-- START Input --

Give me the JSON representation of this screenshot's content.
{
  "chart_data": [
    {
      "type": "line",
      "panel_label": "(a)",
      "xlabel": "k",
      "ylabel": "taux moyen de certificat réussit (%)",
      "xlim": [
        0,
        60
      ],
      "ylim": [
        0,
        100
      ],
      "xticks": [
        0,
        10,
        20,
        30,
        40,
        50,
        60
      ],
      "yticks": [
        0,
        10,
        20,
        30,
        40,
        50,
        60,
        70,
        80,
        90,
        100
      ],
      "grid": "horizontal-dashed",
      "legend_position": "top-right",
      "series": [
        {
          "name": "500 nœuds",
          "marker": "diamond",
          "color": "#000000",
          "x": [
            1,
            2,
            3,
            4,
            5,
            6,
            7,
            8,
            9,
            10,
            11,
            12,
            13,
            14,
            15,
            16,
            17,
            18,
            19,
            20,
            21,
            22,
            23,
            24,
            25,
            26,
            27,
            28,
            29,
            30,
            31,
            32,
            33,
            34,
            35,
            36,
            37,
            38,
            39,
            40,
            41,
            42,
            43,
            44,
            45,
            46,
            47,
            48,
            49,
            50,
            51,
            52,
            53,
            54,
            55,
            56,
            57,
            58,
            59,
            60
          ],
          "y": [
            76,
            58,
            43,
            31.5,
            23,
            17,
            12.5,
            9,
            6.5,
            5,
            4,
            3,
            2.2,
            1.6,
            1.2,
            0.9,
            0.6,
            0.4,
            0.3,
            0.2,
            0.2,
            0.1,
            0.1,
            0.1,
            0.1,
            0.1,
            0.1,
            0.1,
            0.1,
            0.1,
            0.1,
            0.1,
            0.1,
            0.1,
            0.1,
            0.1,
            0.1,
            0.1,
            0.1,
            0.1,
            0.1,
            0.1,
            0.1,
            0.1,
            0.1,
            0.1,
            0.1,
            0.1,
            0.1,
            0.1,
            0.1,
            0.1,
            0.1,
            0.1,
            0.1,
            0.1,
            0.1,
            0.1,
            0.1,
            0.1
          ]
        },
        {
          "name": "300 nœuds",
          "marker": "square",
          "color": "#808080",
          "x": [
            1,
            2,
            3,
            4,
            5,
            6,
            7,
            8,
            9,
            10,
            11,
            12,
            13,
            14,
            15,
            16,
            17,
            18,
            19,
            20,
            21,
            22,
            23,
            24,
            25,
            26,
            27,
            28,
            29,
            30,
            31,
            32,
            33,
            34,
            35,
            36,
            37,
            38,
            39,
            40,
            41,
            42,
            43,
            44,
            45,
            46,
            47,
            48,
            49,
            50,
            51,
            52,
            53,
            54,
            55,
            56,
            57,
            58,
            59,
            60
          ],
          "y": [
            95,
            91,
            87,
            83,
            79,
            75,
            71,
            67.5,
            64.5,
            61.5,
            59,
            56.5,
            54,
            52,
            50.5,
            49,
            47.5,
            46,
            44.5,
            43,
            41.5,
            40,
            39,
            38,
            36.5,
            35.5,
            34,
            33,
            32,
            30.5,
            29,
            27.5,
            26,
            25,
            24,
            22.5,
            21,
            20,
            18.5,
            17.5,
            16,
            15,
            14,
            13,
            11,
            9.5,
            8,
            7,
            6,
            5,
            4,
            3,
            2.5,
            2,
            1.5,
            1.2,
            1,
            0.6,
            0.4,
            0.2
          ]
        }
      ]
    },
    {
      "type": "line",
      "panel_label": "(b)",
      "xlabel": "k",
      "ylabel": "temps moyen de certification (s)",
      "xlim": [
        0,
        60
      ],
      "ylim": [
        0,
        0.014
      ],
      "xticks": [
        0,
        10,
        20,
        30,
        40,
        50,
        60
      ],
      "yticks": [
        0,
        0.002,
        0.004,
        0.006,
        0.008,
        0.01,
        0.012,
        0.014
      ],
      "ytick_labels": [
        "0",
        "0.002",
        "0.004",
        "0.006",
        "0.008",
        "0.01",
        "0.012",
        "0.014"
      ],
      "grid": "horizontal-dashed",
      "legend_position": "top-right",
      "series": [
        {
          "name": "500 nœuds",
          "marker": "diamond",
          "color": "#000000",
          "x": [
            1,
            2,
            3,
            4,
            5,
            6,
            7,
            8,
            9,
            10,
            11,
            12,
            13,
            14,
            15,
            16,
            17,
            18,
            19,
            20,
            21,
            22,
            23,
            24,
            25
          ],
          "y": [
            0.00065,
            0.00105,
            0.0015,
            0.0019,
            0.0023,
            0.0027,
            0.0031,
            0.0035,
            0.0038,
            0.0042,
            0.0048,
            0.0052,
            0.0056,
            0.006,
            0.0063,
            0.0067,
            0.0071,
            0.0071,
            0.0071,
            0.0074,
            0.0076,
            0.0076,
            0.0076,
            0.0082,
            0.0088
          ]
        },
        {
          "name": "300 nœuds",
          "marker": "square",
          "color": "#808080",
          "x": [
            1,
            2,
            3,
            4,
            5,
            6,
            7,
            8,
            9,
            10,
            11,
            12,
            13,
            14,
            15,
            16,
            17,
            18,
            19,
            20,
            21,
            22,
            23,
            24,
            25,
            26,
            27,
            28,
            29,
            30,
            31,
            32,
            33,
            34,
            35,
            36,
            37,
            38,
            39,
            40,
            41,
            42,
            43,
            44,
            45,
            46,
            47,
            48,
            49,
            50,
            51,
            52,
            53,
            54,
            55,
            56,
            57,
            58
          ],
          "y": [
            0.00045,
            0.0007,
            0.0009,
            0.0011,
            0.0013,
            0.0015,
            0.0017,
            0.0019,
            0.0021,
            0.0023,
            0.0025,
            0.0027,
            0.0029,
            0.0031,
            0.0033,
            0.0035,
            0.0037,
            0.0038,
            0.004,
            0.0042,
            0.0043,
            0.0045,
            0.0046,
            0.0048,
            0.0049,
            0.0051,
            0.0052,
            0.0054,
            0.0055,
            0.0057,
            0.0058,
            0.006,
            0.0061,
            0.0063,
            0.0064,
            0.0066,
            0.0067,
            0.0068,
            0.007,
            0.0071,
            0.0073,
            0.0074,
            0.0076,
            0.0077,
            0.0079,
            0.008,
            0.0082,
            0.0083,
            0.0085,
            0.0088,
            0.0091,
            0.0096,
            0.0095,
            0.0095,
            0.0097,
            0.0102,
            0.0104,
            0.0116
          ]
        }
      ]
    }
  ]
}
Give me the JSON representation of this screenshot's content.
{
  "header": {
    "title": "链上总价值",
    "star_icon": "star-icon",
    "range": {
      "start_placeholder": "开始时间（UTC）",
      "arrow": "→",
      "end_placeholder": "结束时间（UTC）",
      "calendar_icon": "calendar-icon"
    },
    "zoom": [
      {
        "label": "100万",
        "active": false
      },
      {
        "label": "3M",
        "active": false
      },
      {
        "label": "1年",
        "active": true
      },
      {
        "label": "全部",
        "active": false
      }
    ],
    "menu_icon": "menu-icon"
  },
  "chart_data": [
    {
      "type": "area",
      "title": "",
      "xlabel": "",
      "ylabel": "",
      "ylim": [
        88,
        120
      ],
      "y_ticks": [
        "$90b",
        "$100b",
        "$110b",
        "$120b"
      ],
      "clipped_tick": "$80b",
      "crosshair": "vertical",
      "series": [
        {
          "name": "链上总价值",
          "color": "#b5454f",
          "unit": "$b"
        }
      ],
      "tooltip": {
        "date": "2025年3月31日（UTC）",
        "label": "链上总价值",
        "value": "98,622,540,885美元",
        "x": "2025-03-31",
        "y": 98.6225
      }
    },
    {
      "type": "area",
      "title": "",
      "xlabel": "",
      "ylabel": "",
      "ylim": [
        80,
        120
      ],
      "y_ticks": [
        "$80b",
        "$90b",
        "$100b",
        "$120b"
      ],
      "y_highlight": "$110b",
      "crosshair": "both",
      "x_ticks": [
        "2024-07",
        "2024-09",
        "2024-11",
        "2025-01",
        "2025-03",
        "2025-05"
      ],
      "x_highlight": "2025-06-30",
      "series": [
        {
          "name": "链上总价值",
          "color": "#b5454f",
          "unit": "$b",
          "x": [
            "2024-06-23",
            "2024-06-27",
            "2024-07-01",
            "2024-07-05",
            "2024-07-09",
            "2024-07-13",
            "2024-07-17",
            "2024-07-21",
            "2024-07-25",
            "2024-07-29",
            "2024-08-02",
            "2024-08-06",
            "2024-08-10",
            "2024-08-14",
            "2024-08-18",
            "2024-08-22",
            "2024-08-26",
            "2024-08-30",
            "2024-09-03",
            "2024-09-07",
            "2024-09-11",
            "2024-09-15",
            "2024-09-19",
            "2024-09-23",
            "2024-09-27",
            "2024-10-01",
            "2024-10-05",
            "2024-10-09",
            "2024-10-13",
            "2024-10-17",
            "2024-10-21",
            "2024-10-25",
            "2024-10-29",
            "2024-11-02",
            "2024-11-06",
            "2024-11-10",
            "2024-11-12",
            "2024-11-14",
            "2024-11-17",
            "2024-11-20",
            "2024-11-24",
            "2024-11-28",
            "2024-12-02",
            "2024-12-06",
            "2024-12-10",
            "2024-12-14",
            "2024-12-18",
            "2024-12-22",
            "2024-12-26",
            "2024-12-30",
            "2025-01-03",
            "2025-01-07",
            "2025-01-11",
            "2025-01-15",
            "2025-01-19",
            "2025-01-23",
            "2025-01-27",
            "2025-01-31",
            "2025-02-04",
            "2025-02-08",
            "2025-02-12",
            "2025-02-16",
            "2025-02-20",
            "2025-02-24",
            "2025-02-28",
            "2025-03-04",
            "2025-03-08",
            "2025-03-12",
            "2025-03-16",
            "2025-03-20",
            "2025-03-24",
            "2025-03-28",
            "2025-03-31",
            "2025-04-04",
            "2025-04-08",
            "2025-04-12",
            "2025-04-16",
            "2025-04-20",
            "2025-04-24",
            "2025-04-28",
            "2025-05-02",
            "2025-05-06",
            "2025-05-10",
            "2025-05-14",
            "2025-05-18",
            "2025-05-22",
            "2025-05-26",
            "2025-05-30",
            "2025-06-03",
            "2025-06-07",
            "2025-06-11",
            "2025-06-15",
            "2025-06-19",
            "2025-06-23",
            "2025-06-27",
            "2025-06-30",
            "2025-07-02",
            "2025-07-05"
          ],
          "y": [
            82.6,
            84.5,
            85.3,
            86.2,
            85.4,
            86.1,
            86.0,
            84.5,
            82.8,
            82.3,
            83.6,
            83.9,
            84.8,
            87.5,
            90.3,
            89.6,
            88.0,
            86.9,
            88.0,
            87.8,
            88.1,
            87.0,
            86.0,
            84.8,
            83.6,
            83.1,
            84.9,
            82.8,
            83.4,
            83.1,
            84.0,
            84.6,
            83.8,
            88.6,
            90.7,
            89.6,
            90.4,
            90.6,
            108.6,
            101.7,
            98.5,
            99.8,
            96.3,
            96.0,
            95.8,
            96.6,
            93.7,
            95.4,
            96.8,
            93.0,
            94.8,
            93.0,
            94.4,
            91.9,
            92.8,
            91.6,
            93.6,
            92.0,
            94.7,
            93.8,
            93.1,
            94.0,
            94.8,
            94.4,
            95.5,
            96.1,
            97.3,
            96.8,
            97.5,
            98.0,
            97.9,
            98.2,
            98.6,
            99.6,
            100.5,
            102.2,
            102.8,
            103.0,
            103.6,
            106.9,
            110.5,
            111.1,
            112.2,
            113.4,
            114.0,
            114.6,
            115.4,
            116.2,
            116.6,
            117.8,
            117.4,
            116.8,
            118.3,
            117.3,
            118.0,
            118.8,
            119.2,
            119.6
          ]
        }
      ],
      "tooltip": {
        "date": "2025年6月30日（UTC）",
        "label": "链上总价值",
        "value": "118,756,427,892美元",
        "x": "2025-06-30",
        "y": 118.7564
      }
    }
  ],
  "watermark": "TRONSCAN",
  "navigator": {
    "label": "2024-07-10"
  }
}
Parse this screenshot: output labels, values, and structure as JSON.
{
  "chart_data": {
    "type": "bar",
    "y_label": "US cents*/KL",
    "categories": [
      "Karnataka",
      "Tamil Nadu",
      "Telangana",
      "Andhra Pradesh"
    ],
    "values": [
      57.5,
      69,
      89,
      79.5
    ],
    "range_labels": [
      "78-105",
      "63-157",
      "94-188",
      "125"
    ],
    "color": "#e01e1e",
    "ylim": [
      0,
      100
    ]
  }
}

-- END Input --

= Short exercise =
Your output consists solely of the lines from the one with "Parse this screenshot: output" through the last line, copied exactly.

= Result of the task =
Parse this screenshot: output labels, values, and structure as JSON.
{
  "chart_data": {
    "type": "bar",
    "y_label": "US cents*/KL",
    "categories": [
      "Karnataka",
      "Tamil Nadu",
      "Telangana",
      "Andhra Pradesh"
    ],
    "values": [
      57.5,
      69,
      89,
      79.5
    ],
    "range_labels": [
      "78-105",
      "63-157",
      "94-188",
      "125"
    ],
    "color": "#e01e1e",
    "ylim": [
      0,
      100
    ]
  }
}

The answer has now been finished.